Brief: Take the material below and retype it in full; pictures are left out.

====== Exercise inputs

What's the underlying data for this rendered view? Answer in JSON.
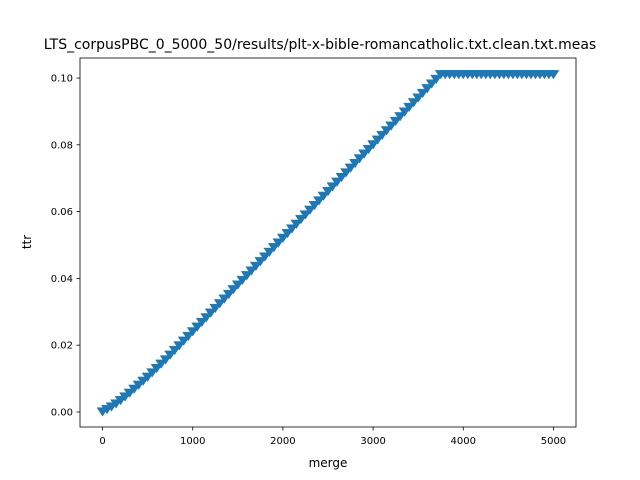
{
  "chart_data": {
    "type": "scatter",
    "title": "LTS_corpusPBC_0_5000_50/results/plt-x-bible-romancatholic.txt.clean.txt.meas",
    "xlabel": "merge",
    "ylabel": "ttr",
    "xlim": [
      -250,
      5250
    ],
    "ylim": [
      -0.0045,
      0.106
    ],
    "xticks": [
      0,
      1000,
      2000,
      3000,
      4000,
      5000
    ],
    "xtick_labels": [
      "0",
      "1000",
      "2000",
      "3000",
      "4000",
      "5000"
    ],
    "yticks": [
      0.0,
      0.02,
      0.04,
      0.06,
      0.08,
      0.1
    ],
    "ytick_labels": [
      "0.00",
      "0.02",
      "0.04",
      "0.06",
      "0.08",
      "0.10"
    ],
    "grid": false,
    "legend": "none",
    "marker": "triangle-down",
    "series_color": "#1f77b4",
    "x": [
      0,
      50,
      100,
      150,
      200,
      250,
      300,
      350,
      400,
      450,
      500,
      550,
      600,
      650,
      700,
      750,
      800,
      850,
      900,
      950,
      1000,
      1050,
      1100,
      1150,
      1200,
      1250,
      1300,
      1350,
      1400,
      1450,
      1500,
      1550,
      1600,
      1650,
      1700,
      1750,
      1800,
      1850,
      1900,
      1950,
      2000,
      2050,
      2100,
      2150,
      2200,
      2250,
      2300,
      2350,
      2400,
      2450,
      2500,
      2550,
      2600,
      2650,
      2700,
      2750,
      2800,
      2850,
      2900,
      2950,
      3000,
      3050,
      3100,
      3150,
      3200,
      3250,
      3300,
      3350,
      3400,
      3450,
      3500,
      3550,
      3600,
      3650,
      3700,
      3750,
      3800,
      3850,
      3900,
      3950,
      4000,
      4050,
      4100,
      4150,
      4200,
      4250,
      4300,
      4350,
      4400,
      4450,
      4500,
      4550,
      4600,
      4650,
      4700,
      4750,
      4800,
      4850,
      4900,
      4950,
      5000
    ],
    "y": [
      0.0003,
      0.001,
      0.0018,
      0.0027,
      0.0037,
      0.0048,
      0.0059,
      0.0071,
      0.0083,
      0.0095,
      0.0107,
      0.012,
      0.0133,
      0.0146,
      0.0159,
      0.0173,
      0.0187,
      0.0201,
      0.0215,
      0.0229,
      0.0243,
      0.0257,
      0.0271,
      0.0285,
      0.0299,
      0.0313,
      0.0327,
      0.0341,
      0.0355,
      0.0369,
      0.0383,
      0.0397,
      0.0411,
      0.0425,
      0.0439,
      0.0453,
      0.0467,
      0.0481,
      0.0495,
      0.0509,
      0.0523,
      0.0537,
      0.0551,
      0.0565,
      0.0579,
      0.0593,
      0.0607,
      0.0621,
      0.0635,
      0.0649,
      0.0663,
      0.0677,
      0.0691,
      0.0705,
      0.0719,
      0.0733,
      0.0747,
      0.0761,
      0.0775,
      0.0789,
      0.0803,
      0.0817,
      0.0831,
      0.0845,
      0.0859,
      0.0873,
      0.0887,
      0.0901,
      0.0915,
      0.0929,
      0.0943,
      0.0957,
      0.0971,
      0.0985,
      0.0999,
      0.1013,
      0.1013,
      0.1013,
      0.1013,
      0.1013,
      0.1013,
      0.1013,
      0.1013,
      0.1013,
      0.1013,
      0.1013,
      0.1013,
      0.1013,
      0.1013,
      0.1013,
      0.1013,
      0.1013,
      0.1013,
      0.1013,
      0.1013,
      0.1013,
      0.1013,
      0.1013,
      0.1013,
      0.1013,
      0.1013
    ]
  }
}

============

Written answer:
What's the underlying data for this rendered view? Answer in JSON.
{
  "chart_data": {
    "type": "scatter",
    "title": "LTS_corpusPBC_0_5000_50/results/plt-x-bible-romancatholic.txt.clean.txt.meas",
    "xlabel": "merge",
    "ylabel": "ttr",
    "xlim": [
      -250,
      5250
    ],
    "ylim": [
      -0.0045,
      0.106
    ],
    "xticks": [
      0,
      1000,
      2000,
      3000,
      4000,
      5000
    ],
    "xtick_labels": [
      "0",
      "1000",
      "2000",
      "3000",
      "4000",
      "5000"
    ],
    "yticks": [
      0.0,
      0.02,
      0.04,
      0.06,
      0.08,
      0.1
    ],
    "ytick_labels": [
      "0.00",
      "0.02",
      "0.04",
      "0.06",
      "0.08",
      "0.10"
    ],
    "grid": false,
    "legend": "none",
    "marker": "triangle-down",
    "series_color": "#1f77b4",
    "x": [
      0,
      50,
      100,
      150,
      200,
      250,
      300,
      350,
      400,
      450,
      500,
      550,
      600,
      650,
      700,
      750,
      800,
      850,
      900,
      950,
      1000,
      1050,
      1100,
      1150,
      1200,
      1250,
      1300,
      1350,
      1400,
      1450,
      1500,
      1550,
      1600,
      1650,
      1700,
      1750,
      1800,
      1850,
      1900,
      1950,
      2000,
      2050,
      2100,
      2150,
      2200,
      2250,
      2300,
      2350,
      2400,
      2450,
      2500,
      2550,
      2600,
      2650,
      2700,
      2750,
      2800,
      2850,
      2900,
      2950,
      3000,
      3050,
      3100,
      3150,
      3200,
      3250,
      3300,
      3350,
      3400,
      3450,
      3500,
      3550,
      3600,
      3650,
      3700,
      3750,
      3800,
      3850,
      3900,
      3950,
      4000,
      4050,
      4100,
      4150,
      4200,
      4250,
      4300,
      4350,
      4400,
      4450,
      4500,
      4550,
      4600,
      4650,
      4700,
      4750,
      4800,
      4850,
      4900,
      4950,
      5000
    ],
    "y": [
      0.0003,
      0.001,
      0.0018,
      0.0027,
      0.0037,
      0.0048,
      0.0059,
      0.0071,
      0.0083,
      0.0095,
      0.0107,
      0.012,
      0.0133,
      0.0146,
      0.0159,
      0.0173,
      0.0187,
      0.0201,
      0.0215,
      0.0229,
      0.0243,
      0.0257,
      0.0271,
      0.0285,
      0.0299,
      0.0313,
      0.0327,
      0.0341,
      0.0355,
      0.0369,
      0.0383,
      0.0397,
      0.0411,
      0.0425,
      0.0439,
      0.0453,
      0.0467,
      0.0481,
      0.0495,
      0.0509,
      0.0523,
      0.0537,
      0.0551,
      0.0565,
      0.0579,
      0.0593,
      0.0607,
      0.0621,
      0.0635,
      0.0649,
      0.0663,
      0.0677,
      0.0691,
      0.0705,
      0.0719,
      0.0733,
      0.0747,
      0.0761,
      0.0775,
      0.0789,
      0.0803,
      0.0817,
      0.0831,
      0.0845,
      0.0859,
      0.0873,
      0.0887,
      0.0901,
      0.0915,
      0.0929,
      0.0943,
      0.0957,
      0.0971,
      0.0985,
      0.0999,
      0.1013,
      0.1013,
      0.1013,
      0.1013,
      0.1013,
      0.1013,
      0.1013,
      0.1013,
      0.1013,
      0.1013,
      0.1013,
      0.1013,
      0.1013,
      0.1013,
      0.1013,
      0.1013,
      0.1013,
      0.1013,
      0.1013,
      0.1013,
      0.1013,
      0.1013,
      0.1013,
      0.1013,
      0.1013,
      0.1013
    ]
  }
}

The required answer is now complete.